Stored data:
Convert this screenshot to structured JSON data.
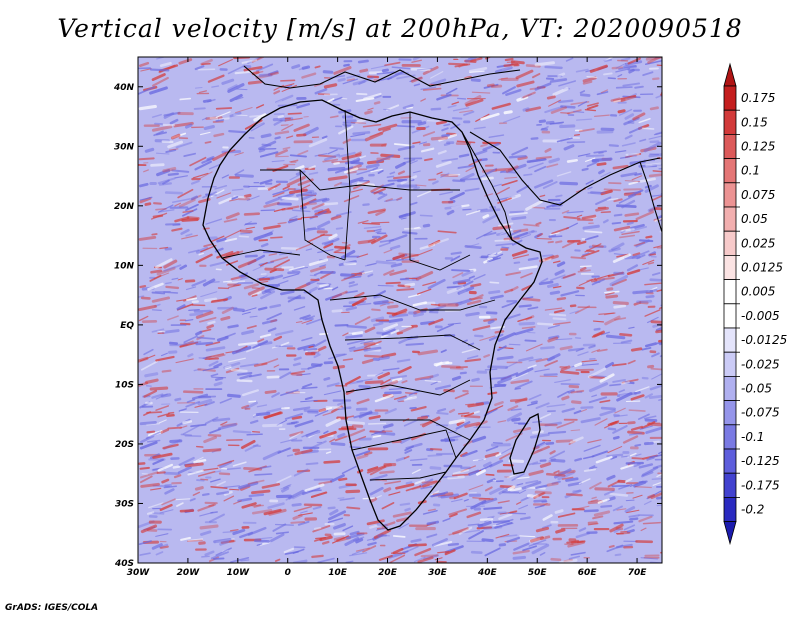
{
  "title": "Vertical velocity [m/s] at 200hPa, VT: 2020090518",
  "credit": "GrADS: IGES/COLA",
  "map": {
    "projection": "latlon",
    "lon_range": [
      -30,
      75
    ],
    "lat_range": [
      -40,
      45
    ],
    "lon_ticks": [
      {
        "value": -30,
        "label": "30W"
      },
      {
        "value": -20,
        "label": "20W"
      },
      {
        "value": -10,
        "label": "10W"
      },
      {
        "value": 0,
        "label": "0"
      },
      {
        "value": 10,
        "label": "10E"
      },
      {
        "value": 20,
        "label": "20E"
      },
      {
        "value": 30,
        "label": "30E"
      },
      {
        "value": 40,
        "label": "40E"
      },
      {
        "value": 50,
        "label": "50E"
      },
      {
        "value": 60,
        "label": "60E"
      },
      {
        "value": 70,
        "label": "70E"
      }
    ],
    "lat_ticks": [
      {
        "value": 40,
        "label": "40N"
      },
      {
        "value": 30,
        "label": "30N"
      },
      {
        "value": 20,
        "label": "20N"
      },
      {
        "value": 10,
        "label": "10N"
      },
      {
        "value": 0,
        "label": "EQ"
      },
      {
        "value": -10,
        "label": "10S"
      },
      {
        "value": -20,
        "label": "20S"
      },
      {
        "value": -30,
        "label": "30S"
      },
      {
        "value": -40,
        "label": "40S"
      }
    ],
    "field_colors": {
      "rising": "#d43c3c",
      "sinking": "#6a6ae0",
      "neutral": "#ffffff"
    }
  },
  "colorbar": {
    "levels": [
      {
        "label": "0.175",
        "color": "#c41e1e"
      },
      {
        "label": "0.15",
        "color": "#d23a3a"
      },
      {
        "label": "0.125",
        "color": "#dc5a5a"
      },
      {
        "label": "0.1",
        "color": "#e47676"
      },
      {
        "label": "0.075",
        "color": "#ec9393"
      },
      {
        "label": "0.05",
        "color": "#f2afaf"
      },
      {
        "label": "0.025",
        "color": "#f7caca"
      },
      {
        "label": "0.0125",
        "color": "#fbe3e3"
      },
      {
        "label": "0.005",
        "color": "#ffffff"
      },
      {
        "label": "-0.005",
        "color": "#ffffff"
      },
      {
        "label": "-0.0125",
        "color": "#e4e4fb"
      },
      {
        "label": "-0.025",
        "color": "#cbcbf6"
      },
      {
        "label": "-0.05",
        "color": "#b0b0f0"
      },
      {
        "label": "-0.075",
        "color": "#9595ea"
      },
      {
        "label": "-0.1",
        "color": "#7a7ae3"
      },
      {
        "label": "-0.125",
        "color": "#5e5edc"
      },
      {
        "label": "-0.175",
        "color": "#4242cf"
      },
      {
        "label": "-0.2",
        "color": "#2a2ac0"
      }
    ],
    "top_arrow_color": "#b01414",
    "bottom_arrow_color": "#1c1cae"
  }
}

▶ **Directions**: Repeat the listing above exactly, with no pictures.

▶ **Problem solution**:
Convert this screenshot to structured JSON data.
{
  "title": "Vertical velocity [m/s] at 200hPa, VT: 2020090518",
  "credit": "GrADS: IGES/COLA",
  "map": {
    "projection": "latlon",
    "lon_range": [
      -30,
      75
    ],
    "lat_range": [
      -40,
      45
    ],
    "lon_ticks": [
      {
        "value": -30,
        "label": "30W"
      },
      {
        "value": -20,
        "label": "20W"
      },
      {
        "value": -10,
        "label": "10W"
      },
      {
        "value": 0,
        "label": "0"
      },
      {
        "value": 10,
        "label": "10E"
      },
      {
        "value": 20,
        "label": "20E"
      },
      {
        "value": 30,
        "label": "30E"
      },
      {
        "value": 40,
        "label": "40E"
      },
      {
        "value": 50,
        "label": "50E"
      },
      {
        "value": 60,
        "label": "60E"
      },
      {
        "value": 70,
        "label": "70E"
      }
    ],
    "lat_ticks": [
      {
        "value": 40,
        "label": "40N"
      },
      {
        "value": 30,
        "label": "30N"
      },
      {
        "value": 20,
        "label": "20N"
      },
      {
        "value": 10,
        "label": "10N"
      },
      {
        "value": 0,
        "label": "EQ"
      },
      {
        "value": -10,
        "label": "10S"
      },
      {
        "value": -20,
        "label": "20S"
      },
      {
        "value": -30,
        "label": "30S"
      },
      {
        "value": -40,
        "label": "40S"
      }
    ],
    "field_colors": {
      "rising": "#d43c3c",
      "sinking": "#6a6ae0",
      "neutral": "#ffffff"
    }
  },
  "colorbar": {
    "levels": [
      {
        "label": "0.175",
        "color": "#c41e1e"
      },
      {
        "label": "0.15",
        "color": "#d23a3a"
      },
      {
        "label": "0.125",
        "color": "#dc5a5a"
      },
      {
        "label": "0.1",
        "color": "#e47676"
      },
      {
        "label": "0.075",
        "color": "#ec9393"
      },
      {
        "label": "0.05",
        "color": "#f2afaf"
      },
      {
        "label": "0.025",
        "color": "#f7caca"
      },
      {
        "label": "0.0125",
        "color": "#fbe3e3"
      },
      {
        "label": "0.005",
        "color": "#ffffff"
      },
      {
        "label": "-0.005",
        "color": "#ffffff"
      },
      {
        "label": "-0.0125",
        "color": "#e4e4fb"
      },
      {
        "label": "-0.025",
        "color": "#cbcbf6"
      },
      {
        "label": "-0.05",
        "color": "#b0b0f0"
      },
      {
        "label": "-0.075",
        "color": "#9595ea"
      },
      {
        "label": "-0.1",
        "color": "#7a7ae3"
      },
      {
        "label": "-0.125",
        "color": "#5e5edc"
      },
      {
        "label": "-0.175",
        "color": "#4242cf"
      },
      {
        "label": "-0.2",
        "color": "#2a2ac0"
      }
    ],
    "top_arrow_color": "#b01414",
    "bottom_arrow_color": "#1c1cae"
  }
}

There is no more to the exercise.